### Data for the task
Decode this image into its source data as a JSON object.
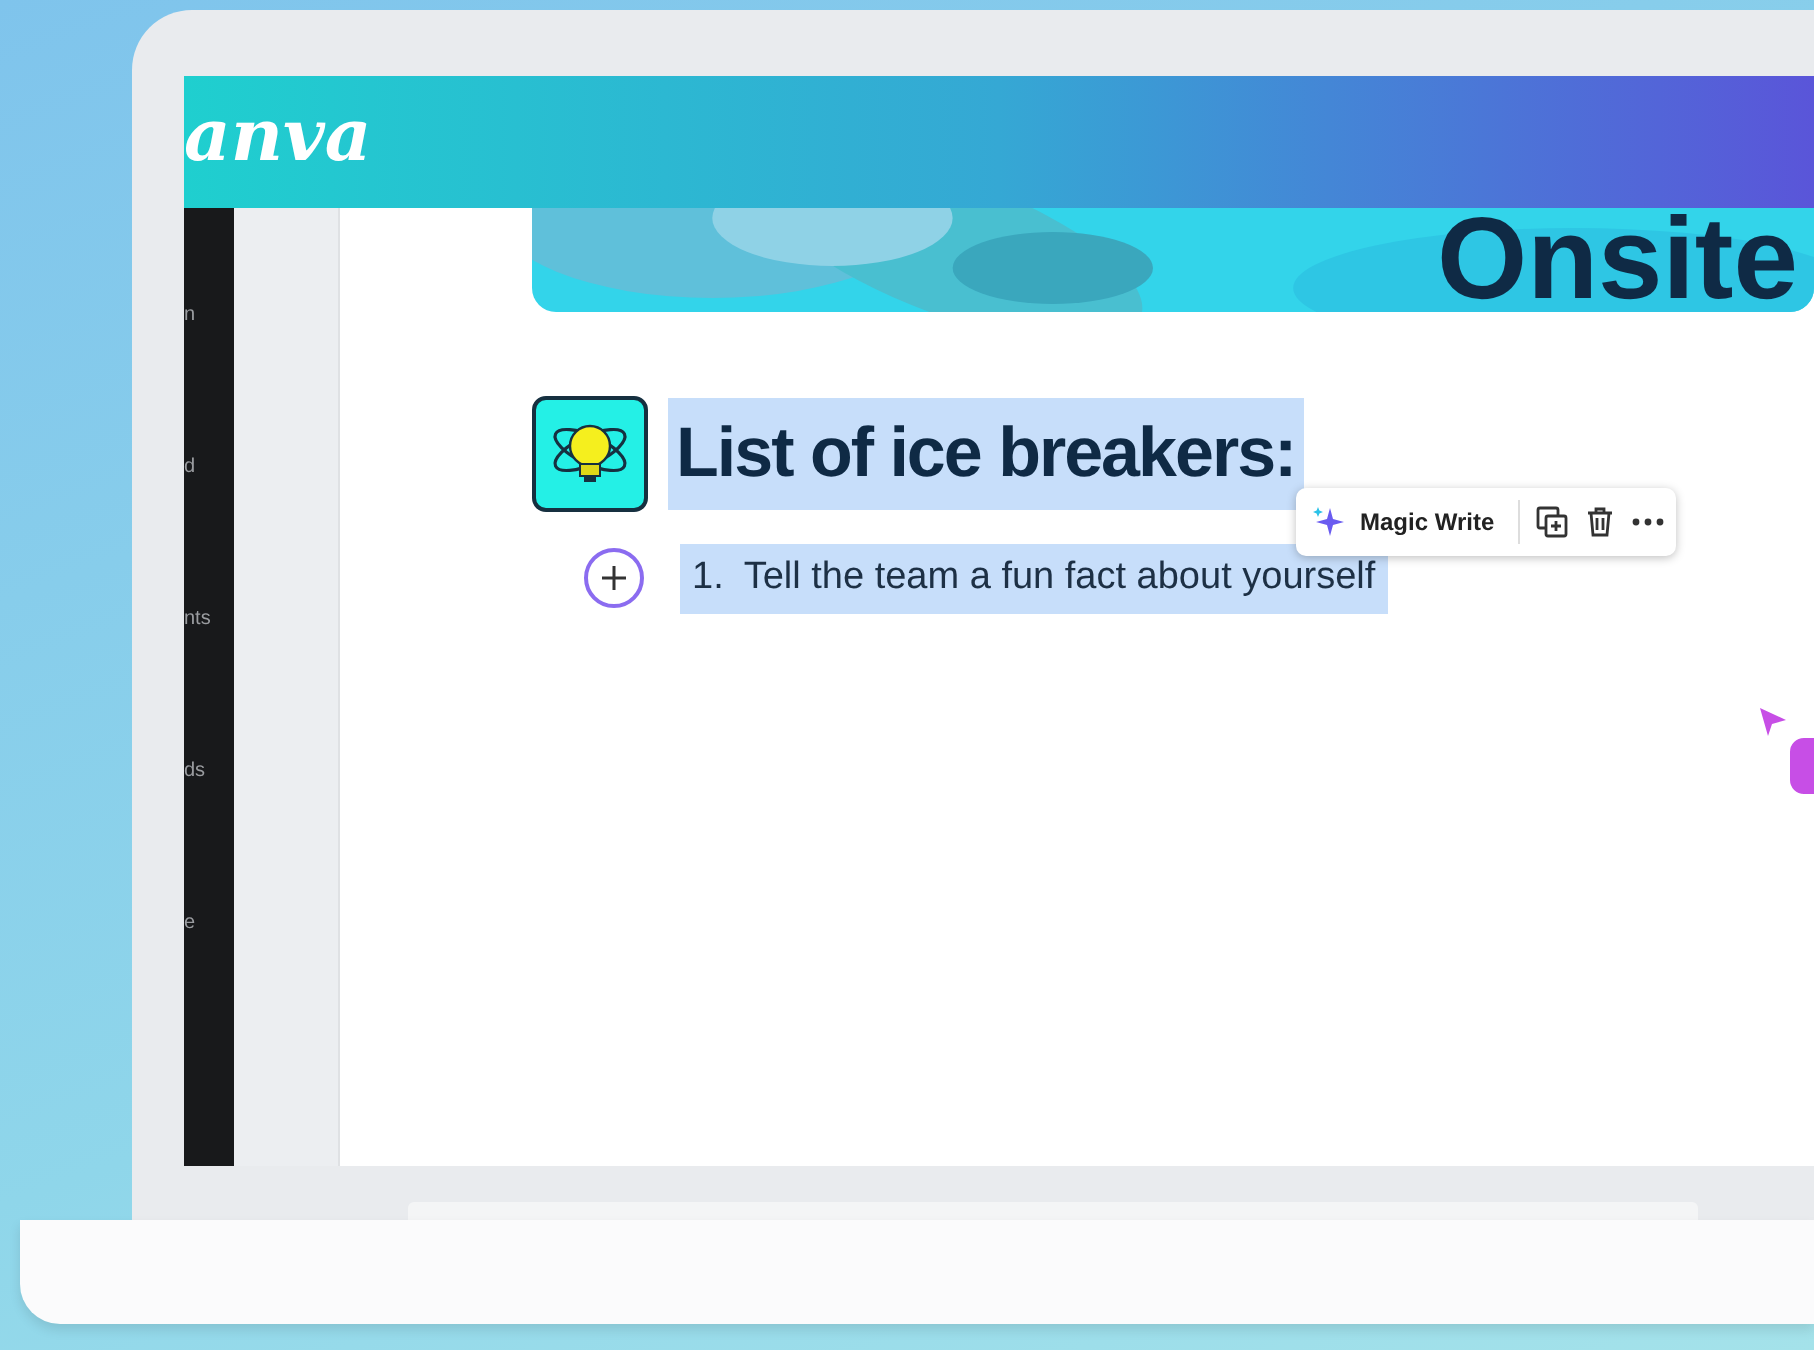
{
  "header": {
    "logo": "anva"
  },
  "sidebar": {
    "items": [
      {
        "label": "n"
      },
      {
        "label": "d"
      },
      {
        "label": "nts"
      },
      {
        "label": "ds"
      },
      {
        "label": "e"
      }
    ]
  },
  "banner": {
    "title": "Onsite"
  },
  "document": {
    "heading": {
      "text": "List of ice breakers:",
      "highlighted": true
    },
    "list": [
      {
        "number": "1.",
        "text": "Tell the team a fun fact about yourself",
        "highlighted": true
      }
    ]
  },
  "toolbar": {
    "magic_write": "Magic Write"
  }
}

### Directions
Look over the material above and show each line where "label" appears.

### The completed task
        "label": "n"
        "label": "d"
        "label": "nts"
        "label": "ds"
        "label": "e"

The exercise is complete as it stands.